YOUR INSTRUCTIONS -
Output the data exactly, with every line intact.

EXTRACTED MATERIAL -
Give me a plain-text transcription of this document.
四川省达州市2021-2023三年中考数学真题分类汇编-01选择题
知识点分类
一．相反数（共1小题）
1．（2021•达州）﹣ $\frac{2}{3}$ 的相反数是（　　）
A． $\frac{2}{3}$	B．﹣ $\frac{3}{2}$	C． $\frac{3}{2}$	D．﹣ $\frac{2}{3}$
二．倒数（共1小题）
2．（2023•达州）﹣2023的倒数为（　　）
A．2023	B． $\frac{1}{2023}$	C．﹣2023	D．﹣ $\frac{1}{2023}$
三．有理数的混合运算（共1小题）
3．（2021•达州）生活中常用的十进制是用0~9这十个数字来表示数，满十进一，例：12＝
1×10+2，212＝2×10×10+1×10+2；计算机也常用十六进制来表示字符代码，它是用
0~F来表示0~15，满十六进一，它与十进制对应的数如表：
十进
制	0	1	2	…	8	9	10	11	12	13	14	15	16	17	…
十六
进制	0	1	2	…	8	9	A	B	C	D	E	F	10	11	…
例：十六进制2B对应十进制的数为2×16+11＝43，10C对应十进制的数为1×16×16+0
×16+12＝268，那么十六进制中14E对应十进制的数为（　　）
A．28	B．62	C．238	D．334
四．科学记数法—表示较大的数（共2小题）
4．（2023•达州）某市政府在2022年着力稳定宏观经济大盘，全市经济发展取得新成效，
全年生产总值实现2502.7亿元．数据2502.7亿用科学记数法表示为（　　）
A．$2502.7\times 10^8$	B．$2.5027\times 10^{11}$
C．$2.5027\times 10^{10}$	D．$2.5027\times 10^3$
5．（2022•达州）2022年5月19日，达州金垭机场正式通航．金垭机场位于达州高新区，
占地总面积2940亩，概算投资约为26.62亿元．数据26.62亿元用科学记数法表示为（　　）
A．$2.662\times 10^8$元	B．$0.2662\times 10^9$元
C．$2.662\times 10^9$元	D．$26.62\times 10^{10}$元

RIGHT ANSWER -
Give me a plain-text transcription of this document.
四川省达州市2021-2023三年中考数学真题分类汇编-01选择题
知识点分类
一．相反数（共1小题）
1．（2021•达州）﹣ $\frac{2}{3}$ 的相反数是（　　）
A． $\frac{2}{3}$	B．﹣ $\frac{3}{2}$	C． $\frac{3}{2}$	D．﹣ $\frac{2}{3}$
二．倒数（共1小题）
2．（2023•达州）﹣2023的倒数为（　　）
A．2023	B． $\frac{1}{2023}$	C．﹣2023	D．﹣ $\frac{1}{2023}$
三．有理数的混合运算（共1小题）
3．（2021•达州）生活中常用的十进制是用0~9这十个数字来表示数，满十进一，例：12＝
1×10+2，212＝2×10×10+1×10+2；计算机也常用十六进制来表示字符代码，它是用
0~F来表示0~15，满十六进一，它与十进制对应的数如表：
十进
制	0	1	2	…	8	9	10	11	12	13	14	15	16	17	…
十六
进制	0	1	2	…	8	9	A	B	C	D	E	F	10	11	…
例：十六进制2B对应十进制的数为2×16+11＝43，10C对应十进制的数为1×16×16+0
×16+12＝268，那么十六进制中14E对应十进制的数为（　　）
A．28	B．62	C．238	D．334
四．科学记数法—表示较大的数（共2小题）
4．（2023•达州）某市政府在2022年着力稳定宏观经济大盘，全市经济发展取得新成效，
全年生产总值实现2502.7亿元．数据2502.7亿用科学记数法表示为（　　）
A．$2502.7\times 10^8$	B．$2.5027\times 10^{11}$
C．$2.5027\times 10^{10}$	D．$2.5027\times 10^3$
5．（2022•达州）2022年5月19日，达州金垭机场正式通航．金垭机场位于达州高新区，
占地总面积2940亩，概算投资约为26.62亿元．数据26.62亿元用科学记数法表示为（　　）
A．$2.662\times 10^8$元	B．$0.2662\times 10^9$元
C．$2.662\times 10^9$元	D．$26.62\times 10^{10}$元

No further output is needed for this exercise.